Task directions ->
Write out the whole listing again, exactly as given.

Listing ->
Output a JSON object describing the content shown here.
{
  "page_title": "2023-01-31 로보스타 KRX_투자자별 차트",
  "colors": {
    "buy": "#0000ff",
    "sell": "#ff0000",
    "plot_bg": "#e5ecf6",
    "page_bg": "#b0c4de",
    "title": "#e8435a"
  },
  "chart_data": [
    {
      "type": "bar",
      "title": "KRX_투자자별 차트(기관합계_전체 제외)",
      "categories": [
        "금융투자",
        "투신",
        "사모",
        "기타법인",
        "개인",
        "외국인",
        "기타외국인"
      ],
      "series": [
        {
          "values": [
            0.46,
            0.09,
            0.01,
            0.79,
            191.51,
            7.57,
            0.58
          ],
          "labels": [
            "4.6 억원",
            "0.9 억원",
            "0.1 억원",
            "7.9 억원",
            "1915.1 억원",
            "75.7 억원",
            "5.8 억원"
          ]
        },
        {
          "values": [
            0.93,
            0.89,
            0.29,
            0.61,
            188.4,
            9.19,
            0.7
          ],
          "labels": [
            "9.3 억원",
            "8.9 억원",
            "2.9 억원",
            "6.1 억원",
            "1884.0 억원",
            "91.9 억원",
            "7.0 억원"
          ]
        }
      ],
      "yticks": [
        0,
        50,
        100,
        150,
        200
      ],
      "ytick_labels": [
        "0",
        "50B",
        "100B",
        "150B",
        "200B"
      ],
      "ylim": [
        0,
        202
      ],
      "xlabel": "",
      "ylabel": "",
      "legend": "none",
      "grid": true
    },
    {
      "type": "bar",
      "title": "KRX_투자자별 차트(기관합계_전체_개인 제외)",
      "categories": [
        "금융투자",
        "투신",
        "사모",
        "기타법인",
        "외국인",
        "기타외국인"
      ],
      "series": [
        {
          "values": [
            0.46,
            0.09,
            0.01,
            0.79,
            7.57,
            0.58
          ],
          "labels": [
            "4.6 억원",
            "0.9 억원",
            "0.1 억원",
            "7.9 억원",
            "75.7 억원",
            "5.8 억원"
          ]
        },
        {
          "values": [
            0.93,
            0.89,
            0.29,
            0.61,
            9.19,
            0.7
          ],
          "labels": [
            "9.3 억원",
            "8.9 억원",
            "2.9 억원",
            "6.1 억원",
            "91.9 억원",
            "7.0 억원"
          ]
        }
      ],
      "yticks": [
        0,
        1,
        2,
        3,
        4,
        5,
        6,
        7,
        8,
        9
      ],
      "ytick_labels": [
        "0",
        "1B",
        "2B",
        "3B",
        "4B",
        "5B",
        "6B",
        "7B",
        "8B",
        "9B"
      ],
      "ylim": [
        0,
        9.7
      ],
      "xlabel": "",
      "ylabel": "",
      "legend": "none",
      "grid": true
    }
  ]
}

Finished exercise ->
Output a JSON object describing the content shown here.
{
  "page_title": "2023-01-31 로보스타 KRX_투자자별 차트",
  "colors": {
    "buy": "#0000ff",
    "sell": "#ff0000",
    "plot_bg": "#e5ecf6",
    "page_bg": "#b0c4de",
    "title": "#e8435a"
  },
  "chart_data": [
    {
      "type": "bar",
      "title": "KRX_투자자별 차트(기관합계_전체 제외)",
      "categories": [
        "금융투자",
        "투신",
        "사모",
        "기타법인",
        "개인",
        "외국인",
        "기타외국인"
      ],
      "series": [
        {
          "values": [
            0.46,
            0.09,
            0.01,
            0.79,
            191.51,
            7.57,
            0.58
          ],
          "labels": [
            "4.6 억원",
            "0.9 억원",
            "0.1 억원",
            "7.9 억원",
            "1915.1 억원",
            "75.7 억원",
            "5.8 억원"
          ]
        },
        {
          "values": [
            0.93,
            0.89,
            0.29,
            0.61,
            188.4,
            9.19,
            0.7
          ],
          "labels": [
            "9.3 억원",
            "8.9 억원",
            "2.9 억원",
            "6.1 억원",
            "1884.0 억원",
            "91.9 억원",
            "7.0 억원"
          ]
        }
      ],
      "yticks": [
        0,
        50,
        100,
        150,
        200
      ],
      "ytick_labels": [
        "0",
        "50B",
        "100B",
        "150B",
        "200B"
      ],
      "ylim": [
        0,
        202
      ],
      "xlabel": "",
      "ylabel": "",
      "legend": "none",
      "grid": true
    },
    {
      "type": "bar",
      "title": "KRX_투자자별 차트(기관합계_전체_개인 제외)",
      "categories": [
        "금융투자",
        "투신",
        "사모",
        "기타법인",
        "외국인",
        "기타외국인"
      ],
      "series": [
        {
          "values": [
            0.46,
            0.09,
            0.01,
            0.79,
            7.57,
            0.58
          ],
          "labels": [
            "4.6 억원",
            "0.9 억원",
            "0.1 억원",
            "7.9 억원",
            "75.7 억원",
            "5.8 억원"
          ]
        },
        {
          "values": [
            0.93,
            0.89,
            0.29,
            0.61,
            9.19,
            0.7
          ],
          "labels": [
            "9.3 억원",
            "8.9 억원",
            "2.9 억원",
            "6.1 억원",
            "91.9 억원",
            "7.0 억원"
          ]
        }
      ],
      "yticks": [
        0,
        1,
        2,
        3,
        4,
        5,
        6,
        7,
        8,
        9
      ],
      "ytick_labels": [
        "0",
        "1B",
        "2B",
        "3B",
        "4B",
        "5B",
        "6B",
        "7B",
        "8B",
        "9B"
      ],
      "ylim": [
        0,
        9.7
      ],
      "xlabel": "",
      "ylabel": "",
      "legend": "none",
      "grid": true
    }
  ]
}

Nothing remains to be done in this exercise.